Goal =>
Turn the lines of the data below, from the line that contains "bar-segment-nedvizhimost: 58% [162,364,226,614]" through the line that contains "x-axis-label: 2018 [323,624,359,641]", into a numbered list, and leave out any blank lines. Include only those lines, both ends included.

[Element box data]
* * * * * * * * *

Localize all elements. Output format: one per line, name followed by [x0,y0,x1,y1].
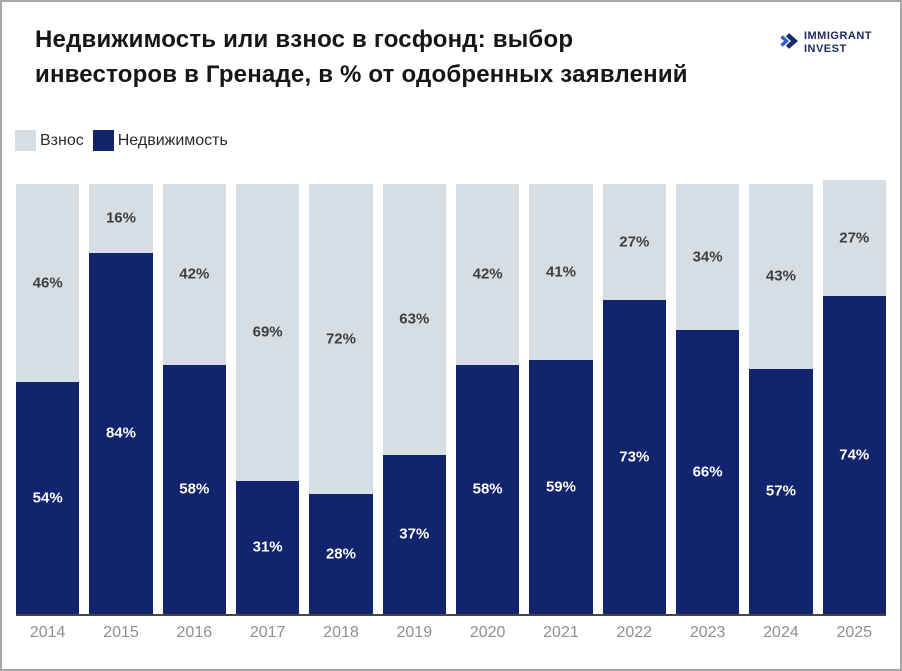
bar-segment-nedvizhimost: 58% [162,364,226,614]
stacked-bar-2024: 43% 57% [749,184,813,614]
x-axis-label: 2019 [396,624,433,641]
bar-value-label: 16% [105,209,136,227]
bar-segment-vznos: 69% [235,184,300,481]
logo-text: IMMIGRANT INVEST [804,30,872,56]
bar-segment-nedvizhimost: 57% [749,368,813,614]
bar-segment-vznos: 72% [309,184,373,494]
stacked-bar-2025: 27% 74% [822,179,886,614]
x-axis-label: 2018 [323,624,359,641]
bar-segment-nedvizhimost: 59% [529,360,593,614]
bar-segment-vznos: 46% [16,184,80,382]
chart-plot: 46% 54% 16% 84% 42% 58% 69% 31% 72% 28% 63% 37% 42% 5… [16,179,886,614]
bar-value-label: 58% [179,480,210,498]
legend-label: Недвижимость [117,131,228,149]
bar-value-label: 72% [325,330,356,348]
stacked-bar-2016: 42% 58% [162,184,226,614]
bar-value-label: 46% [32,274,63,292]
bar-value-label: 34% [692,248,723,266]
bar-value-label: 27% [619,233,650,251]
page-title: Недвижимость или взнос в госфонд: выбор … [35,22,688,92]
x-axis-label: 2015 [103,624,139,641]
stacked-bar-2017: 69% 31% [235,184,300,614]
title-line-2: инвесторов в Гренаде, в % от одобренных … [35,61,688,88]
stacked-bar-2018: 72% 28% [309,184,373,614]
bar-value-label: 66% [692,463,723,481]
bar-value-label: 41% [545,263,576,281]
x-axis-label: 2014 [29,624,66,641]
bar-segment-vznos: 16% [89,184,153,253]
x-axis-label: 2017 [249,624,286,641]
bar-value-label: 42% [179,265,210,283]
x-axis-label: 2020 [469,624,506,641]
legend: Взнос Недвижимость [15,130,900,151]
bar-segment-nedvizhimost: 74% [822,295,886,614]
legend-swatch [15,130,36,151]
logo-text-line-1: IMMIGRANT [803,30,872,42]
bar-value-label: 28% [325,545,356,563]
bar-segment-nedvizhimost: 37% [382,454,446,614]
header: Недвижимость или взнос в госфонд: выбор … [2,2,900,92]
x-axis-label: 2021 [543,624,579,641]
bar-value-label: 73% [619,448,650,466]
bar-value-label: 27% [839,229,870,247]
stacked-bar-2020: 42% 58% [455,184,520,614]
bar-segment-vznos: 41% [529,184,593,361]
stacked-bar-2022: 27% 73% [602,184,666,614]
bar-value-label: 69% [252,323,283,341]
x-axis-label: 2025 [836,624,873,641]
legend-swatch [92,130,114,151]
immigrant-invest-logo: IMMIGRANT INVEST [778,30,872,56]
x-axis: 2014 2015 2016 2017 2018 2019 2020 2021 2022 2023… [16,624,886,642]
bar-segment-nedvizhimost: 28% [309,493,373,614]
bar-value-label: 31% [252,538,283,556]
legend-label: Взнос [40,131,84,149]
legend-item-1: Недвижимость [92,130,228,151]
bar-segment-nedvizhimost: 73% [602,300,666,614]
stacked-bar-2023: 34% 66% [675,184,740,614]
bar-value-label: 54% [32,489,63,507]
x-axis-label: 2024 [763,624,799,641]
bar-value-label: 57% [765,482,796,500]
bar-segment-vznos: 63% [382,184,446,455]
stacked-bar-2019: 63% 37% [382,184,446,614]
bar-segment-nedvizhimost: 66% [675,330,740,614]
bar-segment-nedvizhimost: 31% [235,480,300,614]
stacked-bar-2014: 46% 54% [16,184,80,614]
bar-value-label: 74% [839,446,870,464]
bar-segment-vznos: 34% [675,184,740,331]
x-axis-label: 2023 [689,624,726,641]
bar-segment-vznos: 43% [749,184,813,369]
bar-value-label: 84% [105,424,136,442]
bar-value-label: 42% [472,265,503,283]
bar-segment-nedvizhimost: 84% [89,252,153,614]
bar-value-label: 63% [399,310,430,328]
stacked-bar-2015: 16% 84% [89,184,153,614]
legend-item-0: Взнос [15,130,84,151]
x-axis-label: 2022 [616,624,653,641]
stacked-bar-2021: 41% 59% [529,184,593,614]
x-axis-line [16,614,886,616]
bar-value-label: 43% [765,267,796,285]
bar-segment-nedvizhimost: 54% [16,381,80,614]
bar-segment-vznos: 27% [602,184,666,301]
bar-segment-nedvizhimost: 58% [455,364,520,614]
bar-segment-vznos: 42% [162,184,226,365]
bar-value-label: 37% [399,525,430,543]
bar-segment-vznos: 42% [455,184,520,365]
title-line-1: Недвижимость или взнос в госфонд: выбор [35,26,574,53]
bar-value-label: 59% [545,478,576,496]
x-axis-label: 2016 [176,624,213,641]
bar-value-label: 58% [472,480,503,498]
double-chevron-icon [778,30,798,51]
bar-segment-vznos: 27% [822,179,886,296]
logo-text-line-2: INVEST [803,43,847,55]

* * * * * * * * *

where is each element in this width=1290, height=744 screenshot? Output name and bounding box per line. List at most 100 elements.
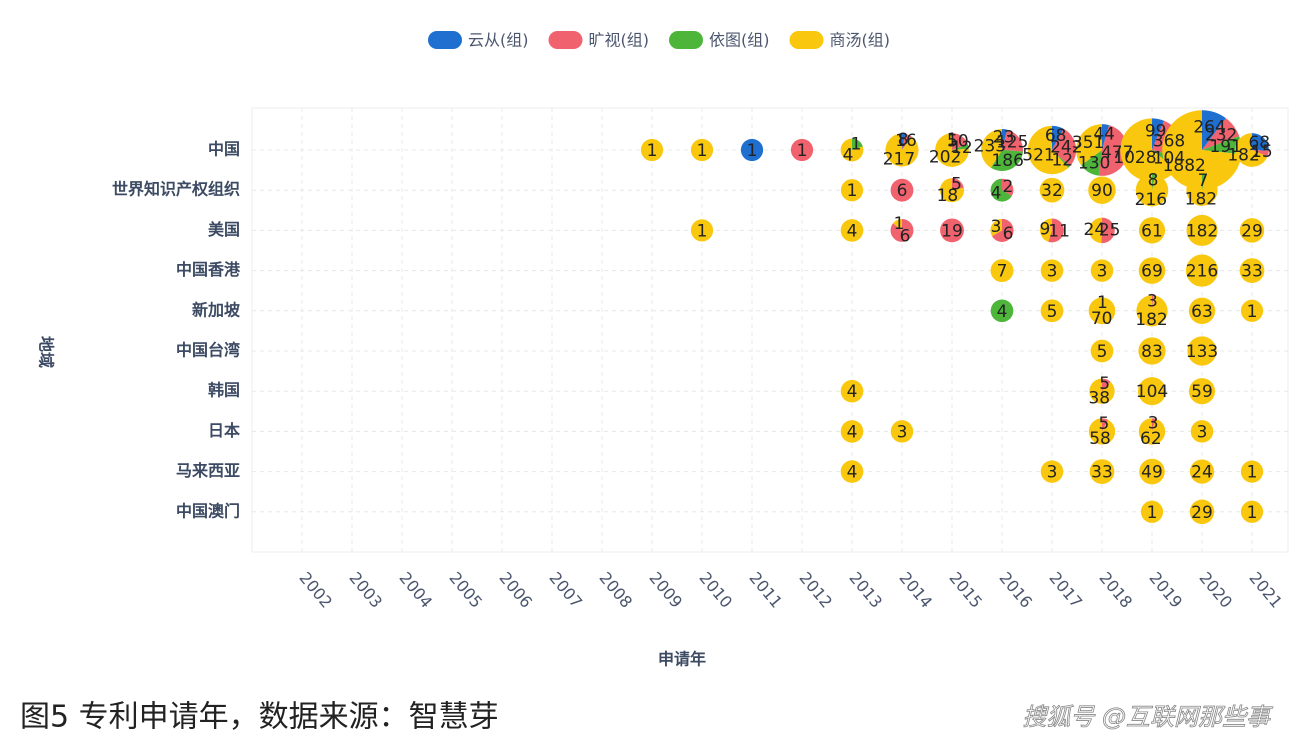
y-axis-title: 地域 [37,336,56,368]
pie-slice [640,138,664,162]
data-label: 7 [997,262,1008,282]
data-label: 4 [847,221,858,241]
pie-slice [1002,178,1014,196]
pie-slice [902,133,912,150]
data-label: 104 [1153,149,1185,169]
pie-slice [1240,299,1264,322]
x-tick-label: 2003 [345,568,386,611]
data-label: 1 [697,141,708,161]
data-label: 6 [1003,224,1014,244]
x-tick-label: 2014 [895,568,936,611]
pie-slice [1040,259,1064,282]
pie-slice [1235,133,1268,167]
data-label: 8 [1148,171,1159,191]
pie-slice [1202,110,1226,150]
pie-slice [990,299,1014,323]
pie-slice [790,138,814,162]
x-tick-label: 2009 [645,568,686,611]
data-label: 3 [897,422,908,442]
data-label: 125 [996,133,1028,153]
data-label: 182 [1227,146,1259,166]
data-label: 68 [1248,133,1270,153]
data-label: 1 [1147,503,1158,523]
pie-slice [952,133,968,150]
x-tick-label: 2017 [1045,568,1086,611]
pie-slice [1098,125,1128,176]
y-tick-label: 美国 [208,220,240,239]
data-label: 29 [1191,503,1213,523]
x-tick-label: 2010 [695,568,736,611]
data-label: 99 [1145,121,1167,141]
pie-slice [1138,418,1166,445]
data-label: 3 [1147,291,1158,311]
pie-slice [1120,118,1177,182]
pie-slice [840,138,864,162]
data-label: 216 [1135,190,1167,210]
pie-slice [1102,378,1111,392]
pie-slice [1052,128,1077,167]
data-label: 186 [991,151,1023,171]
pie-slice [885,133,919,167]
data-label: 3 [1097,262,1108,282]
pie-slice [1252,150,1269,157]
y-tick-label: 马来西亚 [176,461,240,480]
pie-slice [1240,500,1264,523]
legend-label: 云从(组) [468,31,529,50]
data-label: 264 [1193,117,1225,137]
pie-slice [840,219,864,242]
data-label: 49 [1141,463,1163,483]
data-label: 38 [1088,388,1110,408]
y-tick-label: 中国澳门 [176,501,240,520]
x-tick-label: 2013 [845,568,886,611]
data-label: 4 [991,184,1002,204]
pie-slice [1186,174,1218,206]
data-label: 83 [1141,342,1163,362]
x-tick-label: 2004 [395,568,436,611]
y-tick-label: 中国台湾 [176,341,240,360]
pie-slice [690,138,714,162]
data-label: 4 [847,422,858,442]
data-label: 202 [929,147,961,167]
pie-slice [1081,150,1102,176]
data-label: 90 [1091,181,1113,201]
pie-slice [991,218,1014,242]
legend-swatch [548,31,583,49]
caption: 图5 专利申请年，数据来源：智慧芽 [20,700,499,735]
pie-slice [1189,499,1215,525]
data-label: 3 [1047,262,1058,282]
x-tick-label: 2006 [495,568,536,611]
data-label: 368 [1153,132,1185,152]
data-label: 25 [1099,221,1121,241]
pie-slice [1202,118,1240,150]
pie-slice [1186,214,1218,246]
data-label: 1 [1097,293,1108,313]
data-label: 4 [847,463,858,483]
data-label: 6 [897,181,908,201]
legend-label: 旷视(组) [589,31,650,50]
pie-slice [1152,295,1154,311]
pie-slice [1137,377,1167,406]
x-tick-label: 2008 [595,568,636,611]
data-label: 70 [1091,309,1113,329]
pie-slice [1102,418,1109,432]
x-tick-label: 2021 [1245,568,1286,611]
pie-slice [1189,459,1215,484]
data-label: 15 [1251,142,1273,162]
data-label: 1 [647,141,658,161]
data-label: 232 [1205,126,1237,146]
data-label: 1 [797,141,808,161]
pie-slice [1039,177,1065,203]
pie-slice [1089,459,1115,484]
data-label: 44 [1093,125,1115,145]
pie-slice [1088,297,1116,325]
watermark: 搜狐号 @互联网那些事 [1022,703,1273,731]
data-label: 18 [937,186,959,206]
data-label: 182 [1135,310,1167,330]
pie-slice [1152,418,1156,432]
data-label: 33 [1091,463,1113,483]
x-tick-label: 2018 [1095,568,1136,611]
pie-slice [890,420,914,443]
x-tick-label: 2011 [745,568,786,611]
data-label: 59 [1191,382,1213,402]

* * * * * * * * *

Answer to this exercise =>
1. bar-segment-nedvizhimost: 58% [162,364,226,614]
2. stacked-bar-2024: 43% 57% [749,184,813,614]
3. x-axis-label: 2019 [396,624,433,641]
4. bar-value-label: 16% [105,209,136,227]
5. bar-segment-vznos: 69% [235,184,300,481]
6. logo-text: IMMIGRANT INVEST [804,30,872,56]
7. bar-segment-nedvizhimost: 57% [749,368,813,614]
8. bar-segment-vznos: 72% [309,184,373,494]
9. stacked-bar-2025: 27% 74% [822,179,886,614]
10. x-axis-label: 2018 [323,624,359,641]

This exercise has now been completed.